(Element box records)

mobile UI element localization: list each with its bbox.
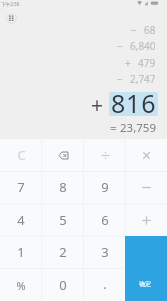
button[interactable]: Switch keyboard xyxy=(6,13,17,24)
staticText: + xyxy=(125,56,131,70)
staticText: 6 xyxy=(101,211,109,229)
staticText: % xyxy=(16,278,26,293)
staticText: 9 xyxy=(101,178,109,196)
button[interactable]: % xyxy=(0,269,42,301)
button[interactable]: 8 xyxy=(42,171,84,203)
staticText: 6,840 xyxy=(130,39,156,53)
button[interactable]: 1 xyxy=(0,236,42,268)
button[interactable]: Divide xyxy=(84,139,126,171)
button[interactable]: . xyxy=(84,269,126,301)
staticText: 8 xyxy=(59,178,67,196)
staticText: − xyxy=(131,23,137,37)
staticText: 2 xyxy=(59,243,67,261)
button[interactable]: 2 xyxy=(42,236,84,268)
staticText: 确定 xyxy=(139,280,151,288)
staticText: 下午2:36 xyxy=(1,1,20,7)
button[interactable]: Plus xyxy=(125,204,167,236)
staticText: 5 xyxy=(59,211,67,229)
staticText: 2,747 xyxy=(130,72,156,86)
button[interactable]: 9 xyxy=(84,171,126,203)
staticText: 7 xyxy=(17,178,25,196)
button[interactable]: C xyxy=(0,139,42,171)
button[interactable]: Minus xyxy=(125,171,167,203)
button[interactable]: 确定 xyxy=(125,236,167,301)
staticText: 479 xyxy=(138,56,156,70)
staticText: C xyxy=(17,146,26,164)
button[interactable]: 7 xyxy=(0,171,42,203)
staticText: 68 xyxy=(144,23,156,37)
button[interactable]: 4 xyxy=(0,204,42,236)
staticText: 0 xyxy=(59,276,67,294)
button[interactable]: 5 xyxy=(42,204,84,236)
button[interactable]: 6 xyxy=(84,204,126,236)
button[interactable]: 0 xyxy=(42,269,84,301)
staticText: 4 xyxy=(17,211,25,229)
button[interactable]: 3 xyxy=(84,236,126,268)
staticText: + xyxy=(91,91,104,120)
staticText: − xyxy=(117,39,123,53)
button[interactable]: Backspace xyxy=(42,139,84,171)
staticText: . xyxy=(103,275,107,293)
button[interactable]: Multiply xyxy=(125,139,167,171)
staticText: 1 xyxy=(17,243,25,261)
staticText: − xyxy=(117,72,123,86)
staticText: 816 xyxy=(111,86,157,120)
staticText: 3 xyxy=(101,243,109,261)
staticText: = xyxy=(110,120,117,136)
staticText: 23,759 xyxy=(120,120,156,136)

• Exercise directions
Can you duplicate every line of the records above, character for character, while leaving the pictures out?

• Result for this task
mobile UI element localization: list each with its bbox.
button[interactable]: Switch keyboard xyxy=(6,13,17,24)
staticText: + xyxy=(125,56,131,70)
staticText: 6 xyxy=(101,211,109,229)
staticText: % xyxy=(16,278,26,293)
staticText: 9 xyxy=(101,178,109,196)
button[interactable]: % xyxy=(0,269,42,301)
button[interactable]: 8 xyxy=(42,171,84,203)
staticText: 6,840 xyxy=(130,39,156,53)
button[interactable]: 1 xyxy=(0,236,42,268)
button[interactable]: Divide xyxy=(84,139,126,171)
button[interactable]: . xyxy=(84,269,126,301)
staticText: 8 xyxy=(59,178,67,196)
staticText: − xyxy=(131,23,137,37)
staticText: 2 xyxy=(59,243,67,261)
button[interactable]: 2 xyxy=(42,236,84,268)
staticText: 确定 xyxy=(139,280,151,288)
staticText: 下午2:36 xyxy=(1,1,20,7)
button[interactable]: Plus xyxy=(125,204,167,236)
staticText: 5 xyxy=(59,211,67,229)
staticText: 2,747 xyxy=(130,72,156,86)
button[interactable]: 9 xyxy=(84,171,126,203)
staticText: 7 xyxy=(17,178,25,196)
button[interactable]: C xyxy=(0,139,42,171)
button[interactable]: Minus xyxy=(125,171,167,203)
button[interactable]: 确定 xyxy=(125,236,167,301)
staticText: 479 xyxy=(138,56,156,70)
staticText: C xyxy=(17,146,26,164)
button[interactable]: 7 xyxy=(0,171,42,203)
staticText: 68 xyxy=(144,23,156,37)
button[interactable]: 4 xyxy=(0,204,42,236)
staticText: 0 xyxy=(59,276,67,294)
button[interactable]: 5 xyxy=(42,204,84,236)
button[interactable]: 6 xyxy=(84,204,126,236)
button[interactable]: 0 xyxy=(42,269,84,301)
staticText: 4 xyxy=(17,211,25,229)
button[interactable]: 3 xyxy=(84,236,126,268)
staticText: + xyxy=(91,91,104,120)
staticText: − xyxy=(117,39,123,53)
button[interactable]: Backspace xyxy=(42,139,84,171)
staticText: . xyxy=(103,275,107,293)
button[interactable]: Multiply xyxy=(125,139,167,171)
staticText: 1 xyxy=(17,243,25,261)
staticText: − xyxy=(117,72,123,86)
staticText: 816 xyxy=(111,86,157,120)
staticText: 3 xyxy=(101,243,109,261)
staticText: = xyxy=(110,120,117,136)
staticText: 23,759 xyxy=(120,120,156,136)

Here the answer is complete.